◆ What needs to be done ◆
Write out the listing exactly as it is given.

◆ Record extracts ◆

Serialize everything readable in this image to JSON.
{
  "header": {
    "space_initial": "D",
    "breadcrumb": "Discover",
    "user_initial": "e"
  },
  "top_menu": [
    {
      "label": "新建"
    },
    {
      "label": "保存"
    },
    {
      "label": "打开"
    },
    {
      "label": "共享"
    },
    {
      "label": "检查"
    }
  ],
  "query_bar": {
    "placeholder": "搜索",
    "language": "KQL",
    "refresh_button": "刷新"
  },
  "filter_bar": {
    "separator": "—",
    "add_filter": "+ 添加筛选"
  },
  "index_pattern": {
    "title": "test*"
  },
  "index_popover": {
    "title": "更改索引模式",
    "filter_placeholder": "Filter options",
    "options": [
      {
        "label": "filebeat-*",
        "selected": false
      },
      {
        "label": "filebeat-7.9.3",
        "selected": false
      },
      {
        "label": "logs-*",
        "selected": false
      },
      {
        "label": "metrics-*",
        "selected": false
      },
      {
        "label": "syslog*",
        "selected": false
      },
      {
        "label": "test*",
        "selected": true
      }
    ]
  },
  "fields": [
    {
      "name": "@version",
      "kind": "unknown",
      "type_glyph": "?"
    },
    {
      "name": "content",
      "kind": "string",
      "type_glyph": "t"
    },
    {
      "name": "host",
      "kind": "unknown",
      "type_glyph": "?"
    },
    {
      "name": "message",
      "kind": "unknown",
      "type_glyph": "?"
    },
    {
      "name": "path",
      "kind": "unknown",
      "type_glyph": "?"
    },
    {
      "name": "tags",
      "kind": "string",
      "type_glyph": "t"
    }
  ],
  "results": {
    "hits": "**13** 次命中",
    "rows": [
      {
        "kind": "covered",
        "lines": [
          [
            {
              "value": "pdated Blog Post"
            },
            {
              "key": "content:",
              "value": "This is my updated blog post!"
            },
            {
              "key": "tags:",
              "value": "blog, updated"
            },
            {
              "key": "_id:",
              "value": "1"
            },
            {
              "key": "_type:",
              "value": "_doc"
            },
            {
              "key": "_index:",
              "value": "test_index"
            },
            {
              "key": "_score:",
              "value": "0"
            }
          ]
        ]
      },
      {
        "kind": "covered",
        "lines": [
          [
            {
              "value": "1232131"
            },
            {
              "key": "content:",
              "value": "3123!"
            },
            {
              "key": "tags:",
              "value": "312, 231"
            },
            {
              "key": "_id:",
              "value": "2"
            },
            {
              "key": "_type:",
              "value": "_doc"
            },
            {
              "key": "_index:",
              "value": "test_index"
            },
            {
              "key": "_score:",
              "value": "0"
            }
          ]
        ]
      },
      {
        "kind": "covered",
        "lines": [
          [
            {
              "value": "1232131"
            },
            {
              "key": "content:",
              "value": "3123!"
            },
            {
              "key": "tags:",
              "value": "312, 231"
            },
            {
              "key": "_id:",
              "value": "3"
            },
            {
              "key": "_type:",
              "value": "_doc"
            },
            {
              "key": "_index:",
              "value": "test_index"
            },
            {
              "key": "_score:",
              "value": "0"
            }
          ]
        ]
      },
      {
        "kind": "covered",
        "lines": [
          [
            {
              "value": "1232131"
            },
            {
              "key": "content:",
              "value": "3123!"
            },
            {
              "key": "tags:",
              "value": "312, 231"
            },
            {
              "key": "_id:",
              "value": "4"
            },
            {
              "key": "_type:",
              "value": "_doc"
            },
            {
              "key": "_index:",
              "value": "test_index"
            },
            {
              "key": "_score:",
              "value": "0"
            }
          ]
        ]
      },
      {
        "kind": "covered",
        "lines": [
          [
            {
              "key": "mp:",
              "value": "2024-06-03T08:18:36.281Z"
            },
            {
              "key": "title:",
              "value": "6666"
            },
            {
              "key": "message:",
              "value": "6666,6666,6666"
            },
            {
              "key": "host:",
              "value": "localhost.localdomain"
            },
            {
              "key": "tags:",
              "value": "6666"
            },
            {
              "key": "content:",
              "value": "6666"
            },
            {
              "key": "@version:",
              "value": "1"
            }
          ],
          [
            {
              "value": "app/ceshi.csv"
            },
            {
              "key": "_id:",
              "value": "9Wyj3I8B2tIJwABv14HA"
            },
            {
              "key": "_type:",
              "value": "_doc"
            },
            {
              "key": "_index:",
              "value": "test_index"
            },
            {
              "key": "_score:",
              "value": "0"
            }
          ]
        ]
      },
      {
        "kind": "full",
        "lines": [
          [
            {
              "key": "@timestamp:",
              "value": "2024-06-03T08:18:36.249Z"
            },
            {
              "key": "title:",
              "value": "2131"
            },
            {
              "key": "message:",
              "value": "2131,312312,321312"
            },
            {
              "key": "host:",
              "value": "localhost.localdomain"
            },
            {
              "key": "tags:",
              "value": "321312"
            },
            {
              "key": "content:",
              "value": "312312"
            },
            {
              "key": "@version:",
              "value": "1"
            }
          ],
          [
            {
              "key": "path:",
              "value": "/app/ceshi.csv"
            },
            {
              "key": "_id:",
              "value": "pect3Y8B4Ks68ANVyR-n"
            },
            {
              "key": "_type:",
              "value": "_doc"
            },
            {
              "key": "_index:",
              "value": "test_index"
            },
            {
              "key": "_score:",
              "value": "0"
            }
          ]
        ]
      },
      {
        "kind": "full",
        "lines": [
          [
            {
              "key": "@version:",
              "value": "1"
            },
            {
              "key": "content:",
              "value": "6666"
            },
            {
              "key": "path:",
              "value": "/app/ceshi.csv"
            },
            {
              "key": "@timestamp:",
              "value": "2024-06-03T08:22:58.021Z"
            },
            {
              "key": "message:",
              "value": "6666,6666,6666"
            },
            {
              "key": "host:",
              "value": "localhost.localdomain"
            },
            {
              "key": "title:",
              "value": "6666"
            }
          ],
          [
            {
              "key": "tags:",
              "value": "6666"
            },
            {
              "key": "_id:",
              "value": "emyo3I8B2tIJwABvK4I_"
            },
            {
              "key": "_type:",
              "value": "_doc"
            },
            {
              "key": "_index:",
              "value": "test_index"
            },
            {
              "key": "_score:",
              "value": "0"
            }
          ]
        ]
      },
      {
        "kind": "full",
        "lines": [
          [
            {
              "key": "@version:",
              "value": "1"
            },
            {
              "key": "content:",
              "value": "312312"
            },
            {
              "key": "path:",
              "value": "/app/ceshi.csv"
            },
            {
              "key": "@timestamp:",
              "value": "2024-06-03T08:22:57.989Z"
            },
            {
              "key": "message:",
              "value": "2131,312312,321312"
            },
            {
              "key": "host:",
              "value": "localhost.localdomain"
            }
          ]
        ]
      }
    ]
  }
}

◆ Expected output ◆
Serialize everything readable in this image to JSON.
{
  "header": {
    "space_initial": "D",
    "breadcrumb": "Discover",
    "user_initial": "e"
  },
  "top_menu": [
    {
      "label": "新建"
    },
    {
      "label": "保存"
    },
    {
      "label": "打开"
    },
    {
      "label": "共享"
    },
    {
      "label": "检查"
    }
  ],
  "query_bar": {
    "placeholder": "搜索",
    "language": "KQL",
    "refresh_button": "刷新"
  },
  "filter_bar": {
    "separator": "—",
    "add_filter": "+ 添加筛选"
  },
  "index_pattern": {
    "title": "test*"
  },
  "index_popover": {
    "title": "更改索引模式",
    "filter_placeholder": "Filter options",
    "options": [
      {
        "label": "filebeat-*",
        "selected": false
      },
      {
        "label": "filebeat-7.9.3",
        "selected": false
      },
      {
        "label": "logs-*",
        "selected": false
      },
      {
        "label": "metrics-*",
        "selected": false
      },
      {
        "label": "syslog*",
        "selected": false
      },
      {
        "label": "test*",
        "selected": true
      }
    ]
  },
  "fields": [
    {
      "name": "@version",
      "kind": "unknown",
      "type_glyph": "?"
    },
    {
      "name": "content",
      "kind": "string",
      "type_glyph": "t"
    },
    {
      "name": "host",
      "kind": "unknown",
      "type_glyph": "?"
    },
    {
      "name": "message",
      "kind": "unknown",
      "type_glyph": "?"
    },
    {
      "name": "path",
      "kind": "unknown",
      "type_glyph": "?"
    },
    {
      "name": "tags",
      "kind": "string",
      "type_glyph": "t"
    }
  ],
  "results": {
    "hits": "**13** 次命中",
    "rows": [
      {
        "kind": "covered",
        "lines": [
          [
            {
              "value": "pdated Blog Post"
            },
            {
              "key": "content:",
              "value": "This is my updated blog post!"
            },
            {
              "key": "tags:",
              "value": "blog, updated"
            },
            {
              "key": "_id:",
              "value": "1"
            },
            {
              "key": "_type:",
              "value": "_doc"
            },
            {
              "key": "_index:",
              "value": "test_index"
            },
            {
              "key": "_score:",
              "value": "0"
            }
          ]
        ]
      },
      {
        "kind": "covered",
        "lines": [
          [
            {
              "value": "1232131"
            },
            {
              "key": "content:",
              "value": "3123!"
            },
            {
              "key": "tags:",
              "value": "312, 231"
            },
            {
              "key": "_id:",
              "value": "2"
            },
            {
              "key": "_type:",
              "value": "_doc"
            },
            {
              "key": "_index:",
              "value": "test_index"
            },
            {
              "key": "_score:",
              "value": "0"
            }
          ]
        ]
      },
      {
        "kind": "covered",
        "lines": [
          [
            {
              "value": "1232131"
            },
            {
              "key": "content:",
              "value": "3123!"
            },
            {
              "key": "tags:",
              "value": "312, 231"
            },
            {
              "key": "_id:",
              "value": "3"
            },
            {
              "key": "_type:",
              "value": "_doc"
            },
            {
              "key": "_index:",
              "value": "test_index"
            },
            {
              "key": "_score:",
              "value": "0"
            }
          ]
        ]
      },
      {
        "kind": "covered",
        "lines": [
          [
            {
              "value": "1232131"
            },
            {
              "key": "content:",
              "value": "3123!"
            },
            {
              "key": "tags:",
              "value": "312, 231"
            },
            {
              "key": "_id:",
              "value": "4"
            },
            {
              "key": "_type:",
              "value": "_doc"
            },
            {
              "key": "_index:",
              "value": "test_index"
            },
            {
              "key": "_score:",
              "value": "0"
            }
          ]
        ]
      },
      {
        "kind": "covered",
        "lines": [
          [
            {
              "key": "mp:",
              "value": "2024-06-03T08:18:36.281Z"
            },
            {
              "key": "title:",
              "value": "6666"
            },
            {
              "key": "message:",
              "value": "6666,6666,6666"
            },
            {
              "key": "host:",
              "value": "localhost.localdomain"
            },
            {
              "key": "tags:",
              "value": "6666"
            },
            {
              "key": "content:",
              "value": "6666"
            },
            {
              "key": "@version:",
              "value": "1"
            }
          ],
          [
            {
              "value": "app/ceshi.csv"
            },
            {
              "key": "_id:",
              "value": "9Wyj3I8B2tIJwABv14HA"
            },
            {
              "key": "_type:",
              "value": "_doc"
            },
            {
              "key": "_index:",
              "value": "test_index"
            },
            {
              "key": "_score:",
              "value": "0"
            }
          ]
        ]
      },
      {
        "kind": "full",
        "lines": [
          [
            {
              "key": "@timestamp:",
              "value": "2024-06-03T08:18:36.249Z"
            },
            {
              "key": "title:",
              "value": "2131"
            },
            {
              "key": "message:",
              "value": "2131,312312,321312"
            },
            {
              "key": "host:",
              "value": "localhost.localdomain"
            },
            {
              "key": "tags:",
              "value": "321312"
            },
            {
              "key": "content:",
              "value": "312312"
            },
            {
              "key": "@version:",
              "value": "1"
            }
          ],
          [
            {
              "key": "path:",
              "value": "/app/ceshi.csv"
            },
            {
              "key": "_id:",
              "value": "pect3Y8B4Ks68ANVyR-n"
            },
            {
              "key": "_type:",
              "value": "_doc"
            },
            {
              "key": "_index:",
              "value": "test_index"
            },
            {
              "key": "_score:",
              "value": "0"
            }
          ]
        ]
      },
      {
        "kind": "full",
        "lines": [
          [
            {
              "key": "@version:",
              "value": "1"
            },
            {
              "key": "content:",
              "value": "6666"
            },
            {
              "key": "path:",
              "value": "/app/ceshi.csv"
            },
            {
              "key": "@timestamp:",
              "value": "2024-06-03T08:22:58.021Z"
            },
            {
              "key": "message:",
              "value": "6666,6666,6666"
            },
            {
              "key": "host:",
              "value": "localhost.localdomain"
            },
            {
              "key": "title:",
              "value": "6666"
            }
          ],
          [
            {
              "key": "tags:",
              "value": "6666"
            },
            {
              "key": "_id:",
              "value": "emyo3I8B2tIJwABvK4I_"
            },
            {
              "key": "_type:",
              "value": "_doc"
            },
            {
              "key": "_index:",
              "value": "test_index"
            },
            {
              "key": "_score:",
              "value": "0"
            }
          ]
        ]
      },
      {
        "kind": "full",
        "lines": [
          [
            {
              "key": "@version:",
              "value": "1"
            },
            {
              "key": "content:",
              "value": "312312"
            },
            {
              "key": "path:",
              "value": "/app/ceshi.csv"
            },
            {
              "key": "@timestamp:",
              "value": "2024-06-03T08:22:57.989Z"
            },
            {
              "key": "message:",
              "value": "2131,312312,321312"
            },
            {
              "key": "host:",
              "value": "localhost.localdomain"
            }
          ]
        ]
      }
    ]
  }
}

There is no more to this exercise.